§ **Task to complete**
Copy each line of the listing below exactly.

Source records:
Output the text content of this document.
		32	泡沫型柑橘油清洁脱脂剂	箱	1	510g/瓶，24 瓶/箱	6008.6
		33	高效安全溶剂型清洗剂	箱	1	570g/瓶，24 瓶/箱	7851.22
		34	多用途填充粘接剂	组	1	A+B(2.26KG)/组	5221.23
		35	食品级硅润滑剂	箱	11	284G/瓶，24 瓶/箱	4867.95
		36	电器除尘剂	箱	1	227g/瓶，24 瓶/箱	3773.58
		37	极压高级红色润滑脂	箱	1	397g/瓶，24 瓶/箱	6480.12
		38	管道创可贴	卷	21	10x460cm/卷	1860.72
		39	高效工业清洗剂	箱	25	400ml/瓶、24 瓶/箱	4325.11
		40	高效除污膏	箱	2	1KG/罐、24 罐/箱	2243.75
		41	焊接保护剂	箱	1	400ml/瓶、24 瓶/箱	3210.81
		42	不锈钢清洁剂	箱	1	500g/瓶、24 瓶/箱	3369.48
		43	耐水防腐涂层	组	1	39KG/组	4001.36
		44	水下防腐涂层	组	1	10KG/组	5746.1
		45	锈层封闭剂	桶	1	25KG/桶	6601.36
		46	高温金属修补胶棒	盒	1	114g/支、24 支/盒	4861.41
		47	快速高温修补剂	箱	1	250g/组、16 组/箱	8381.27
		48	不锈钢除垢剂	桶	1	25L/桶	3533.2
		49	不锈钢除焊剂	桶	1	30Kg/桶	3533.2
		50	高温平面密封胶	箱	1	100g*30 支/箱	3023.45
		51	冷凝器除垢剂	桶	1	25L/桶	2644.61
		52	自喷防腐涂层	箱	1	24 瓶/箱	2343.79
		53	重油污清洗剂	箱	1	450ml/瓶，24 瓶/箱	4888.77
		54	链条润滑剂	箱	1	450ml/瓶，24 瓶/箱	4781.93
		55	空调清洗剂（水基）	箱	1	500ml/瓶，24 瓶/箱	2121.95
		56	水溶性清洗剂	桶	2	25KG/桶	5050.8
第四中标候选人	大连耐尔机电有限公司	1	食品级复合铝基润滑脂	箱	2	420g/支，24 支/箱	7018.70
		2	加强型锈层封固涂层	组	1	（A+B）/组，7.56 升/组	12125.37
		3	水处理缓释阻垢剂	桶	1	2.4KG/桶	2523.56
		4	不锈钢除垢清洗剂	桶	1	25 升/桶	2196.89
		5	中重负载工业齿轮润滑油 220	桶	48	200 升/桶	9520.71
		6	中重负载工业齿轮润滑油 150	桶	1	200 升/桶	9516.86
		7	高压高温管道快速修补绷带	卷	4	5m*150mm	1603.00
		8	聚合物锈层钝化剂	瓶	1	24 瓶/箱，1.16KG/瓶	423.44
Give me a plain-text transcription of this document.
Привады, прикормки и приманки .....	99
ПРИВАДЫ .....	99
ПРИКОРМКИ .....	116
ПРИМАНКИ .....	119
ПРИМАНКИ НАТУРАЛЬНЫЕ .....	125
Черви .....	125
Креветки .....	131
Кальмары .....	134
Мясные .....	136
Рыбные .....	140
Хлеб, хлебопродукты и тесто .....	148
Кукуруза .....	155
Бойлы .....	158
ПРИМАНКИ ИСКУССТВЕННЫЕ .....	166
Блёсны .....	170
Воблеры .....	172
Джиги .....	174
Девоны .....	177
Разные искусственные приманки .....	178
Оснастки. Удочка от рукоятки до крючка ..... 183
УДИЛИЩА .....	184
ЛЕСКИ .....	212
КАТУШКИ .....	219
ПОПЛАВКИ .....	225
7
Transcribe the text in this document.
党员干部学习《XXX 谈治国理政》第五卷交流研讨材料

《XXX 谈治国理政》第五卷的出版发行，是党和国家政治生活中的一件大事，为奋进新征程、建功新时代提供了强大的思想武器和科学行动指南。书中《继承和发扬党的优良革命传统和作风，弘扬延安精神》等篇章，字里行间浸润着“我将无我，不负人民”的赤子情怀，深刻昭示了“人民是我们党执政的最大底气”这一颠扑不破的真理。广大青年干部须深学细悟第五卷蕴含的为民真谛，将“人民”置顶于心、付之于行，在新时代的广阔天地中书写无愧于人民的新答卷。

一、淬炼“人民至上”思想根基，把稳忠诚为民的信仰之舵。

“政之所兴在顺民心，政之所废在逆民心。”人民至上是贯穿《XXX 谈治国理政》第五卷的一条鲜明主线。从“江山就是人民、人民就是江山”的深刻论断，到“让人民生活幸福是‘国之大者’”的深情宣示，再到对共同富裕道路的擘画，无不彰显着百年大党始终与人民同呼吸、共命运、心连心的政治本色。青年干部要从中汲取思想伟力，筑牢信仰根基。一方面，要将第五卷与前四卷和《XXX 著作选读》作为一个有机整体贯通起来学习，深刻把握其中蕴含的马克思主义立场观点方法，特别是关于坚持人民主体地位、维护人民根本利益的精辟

§ **Written reply**
Output the text content of this document.
		32	泡沫型柑橘油清洁脱脂剂	箱	1	510g/瓶，24 瓶/箱	6008.6
		33	高效安全溶剂型清洗剂	箱	1	570g/瓶，24 瓶/箱	7851.22
		34	多用途填充粘接剂	组	1	A+B(2.26KG)/组	5221.23
		35	食品级硅润滑剂	箱	11	284G/瓶，24 瓶/箱	4867.95
		36	电器除尘剂	箱	1	227g/瓶，24 瓶/箱	3773.58
		37	极压高级红色润滑脂	箱	1	397g/瓶，24 瓶/箱	6480.12
		38	管道创可贴	卷	21	10x460cm/卷	1860.72
		39	高效工业清洗剂	箱	25	400ml/瓶、24 瓶/箱	4325.11
		40	高效除污膏	箱	2	1KG/罐、24 罐/箱	2243.75
		41	焊接保护剂	箱	1	400ml/瓶、24 瓶/箱	3210.81
		42	不锈钢清洁剂	箱	1	500g/瓶、24 瓶/箱	3369.48
		43	耐水防腐涂层	组	1	39KG/组	4001.36
		44	水下防腐涂层	组	1	10KG/组	5746.1
		45	锈层封闭剂	桶	1	25KG/桶	6601.36
		46	高温金属修补胶棒	盒	1	114g/支、24 支/盒	4861.41
		47	快速高温修补剂	箱	1	250g/组、16 组/箱	8381.27
		48	不锈钢除垢剂	桶	1	25L/桶	3533.2
		49	不锈钢除焊剂	桶	1	30Kg/桶	3533.2
		50	高温平面密封胶	箱	1	100g*30 支/箱	3023.45
		51	冷凝器除垢剂	桶	1	25L/桶	2644.61
		52	自喷防腐涂层	箱	1	24 瓶/箱	2343.79
		53	重油污清洗剂	箱	1	450ml/瓶，24 瓶/箱	4888.77
		54	链条润滑剂	箱	1	450ml/瓶，24 瓶/箱	4781.93
		55	空调清洗剂（水基）	箱	1	500ml/瓶，24 瓶/箱	2121.95
		56	水溶性清洗剂	桶	2	25KG/桶	5050.8
第四中标候选人	大连耐尔机电有限公司	1	食品级复合铝基润滑脂	箱	2	420g/支，24 支/箱	7018.70
		2	加强型锈层封固涂层	组	1	（A+B）/组，7.56 升/组	12125.37
		3	水处理缓释阻垢剂	桶	1	2.4KG/桶	2523.56
		4	不锈钢除垢清洗剂	桶	1	25 升/桶	2196.89
		5	中重负载工业齿轮润滑油 220	桶	48	200 升/桶	9520.71
		6	中重负载工业齿轮润滑油 150	桶	1	200 升/桶	9516.86
		7	高压高温管道快速修补绷带	卷	4	5m*150mm	1603.00
		8	聚合物锈层钝化剂	瓶	1	24 瓶/箱，1.16KG/瓶	423.44
Give me a plain-text transcription of this document.
Привады, прикормки и приманки .....	99
ПРИВАДЫ .....	99
ПРИКОРМКИ .....	116
ПРИМАНКИ .....	119
ПРИМАНКИ НАТУРАЛЬНЫЕ .....	125
Черви .....	125
Креветки .....	131
Кальмары .....	134
Мясные .....	136
Рыбные .....	140
Хлеб, хлебопродукты и тесто .....	148
Кукуруза .....	155
Бойлы .....	158
ПРИМАНКИ ИСКУССТВЕННЫЕ .....	166
Блёсны .....	170
Воблеры .....	172
Джиги .....	174
Девоны .....	177
Разные искусственные приманки .....	178
Оснастки. Удочка от рукоятки до крючка ..... 183
УДИЛИЩА .....	184
ЛЕСКИ .....	212
КАТУШКИ .....	219
ПОПЛАВКИ .....	225
7
Transcribe the text in this document.
党员干部学习《XXX 谈治国理政》第五卷交流研讨材料

《XXX 谈治国理政》第五卷的出版发行，是党和国家政治生活中的一件大事，为奋进新征程、建功新时代提供了强大的思想武器和科学行动指南。书中《继承和发扬党的优良革命传统和作风，弘扬延安精神》等篇章，字里行间浸润着“我将无我，不负人民”的赤子情怀，深刻昭示了“人民是我们党执政的最大底气”这一颠扑不破的真理。广大青年干部须深学细悟第五卷蕴含的为民真谛，将“人民”置顶于心、付之于行，在新时代的广阔天地中书写无愧于人民的新答卷。

一、淬炼“人民至上”思想根基，把稳忠诚为民的信仰之舵。

“政之所兴在顺民心，政之所废在逆民心。”人民至上是贯穿《XXX 谈治国理政》第五卷的一条鲜明主线。从“江山就是人民、人民就是江山”的深刻论断，到“让人民生活幸福是‘国之大者’”的深情宣示，再到对共同富裕道路的擘画，无不彰显着百年大党始终与人民同呼吸、共命运、心连心的政治本色。青年干部要从中汲取思想伟力，筑牢信仰根基。一方面，要将第五卷与前四卷和《XXX 著作选读》作为一个有机整体贯通起来学习，深刻把握其中蕴含的马克思主义立场观点方法，特别是关于坚持人民主体地位、维护人民根本利益的精辟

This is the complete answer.